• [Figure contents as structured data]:
----

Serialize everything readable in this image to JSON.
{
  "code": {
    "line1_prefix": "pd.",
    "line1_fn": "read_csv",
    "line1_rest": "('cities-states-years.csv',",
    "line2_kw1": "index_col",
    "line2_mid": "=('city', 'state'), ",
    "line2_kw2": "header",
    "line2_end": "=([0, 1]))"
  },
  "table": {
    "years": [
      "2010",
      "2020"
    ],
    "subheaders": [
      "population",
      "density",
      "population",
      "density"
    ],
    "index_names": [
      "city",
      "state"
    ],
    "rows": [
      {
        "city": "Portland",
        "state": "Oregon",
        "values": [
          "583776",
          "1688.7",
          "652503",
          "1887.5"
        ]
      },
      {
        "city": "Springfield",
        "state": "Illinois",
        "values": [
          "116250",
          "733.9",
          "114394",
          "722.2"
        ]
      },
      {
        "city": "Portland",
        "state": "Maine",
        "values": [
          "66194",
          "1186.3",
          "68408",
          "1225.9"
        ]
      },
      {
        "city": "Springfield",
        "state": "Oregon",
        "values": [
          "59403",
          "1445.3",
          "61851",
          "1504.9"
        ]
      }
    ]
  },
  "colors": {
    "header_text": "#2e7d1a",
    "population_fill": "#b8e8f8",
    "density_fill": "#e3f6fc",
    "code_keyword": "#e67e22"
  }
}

----

• [Task brief]:
Nothing should be changed: write out all of the data as is.

• [Answer below]:
Serialize everything readable in this image to JSON.
{
  "code": {
    "line1_prefix": "pd.",
    "line1_fn": "read_csv",
    "line1_rest": "('cities-states-years.csv',",
    "line2_kw1": "index_col",
    "line2_mid": "=('city', 'state'), ",
    "line2_kw2": "header",
    "line2_end": "=([0, 1]))"
  },
  "table": {
    "years": [
      "2010",
      "2020"
    ],
    "subheaders": [
      "population",
      "density",
      "population",
      "density"
    ],
    "index_names": [
      "city",
      "state"
    ],
    "rows": [
      {
        "city": "Portland",
        "state": "Oregon",
        "values": [
          "583776",
          "1688.7",
          "652503",
          "1887.5"
        ]
      },
      {
        "city": "Springfield",
        "state": "Illinois",
        "values": [
          "116250",
          "733.9",
          "114394",
          "722.2"
        ]
      },
      {
        "city": "Portland",
        "state": "Maine",
        "values": [
          "66194",
          "1186.3",
          "68408",
          "1225.9"
        ]
      },
      {
        "city": "Springfield",
        "state": "Oregon",
        "values": [
          "59403",
          "1445.3",
          "61851",
          "1504.9"
        ]
      }
    ]
  },
  "colors": {
    "header_text": "#2e7d1a",
    "population_fill": "#b8e8f8",
    "density_fill": "#e3f6fc",
    "code_keyword": "#e67e22"
  }
}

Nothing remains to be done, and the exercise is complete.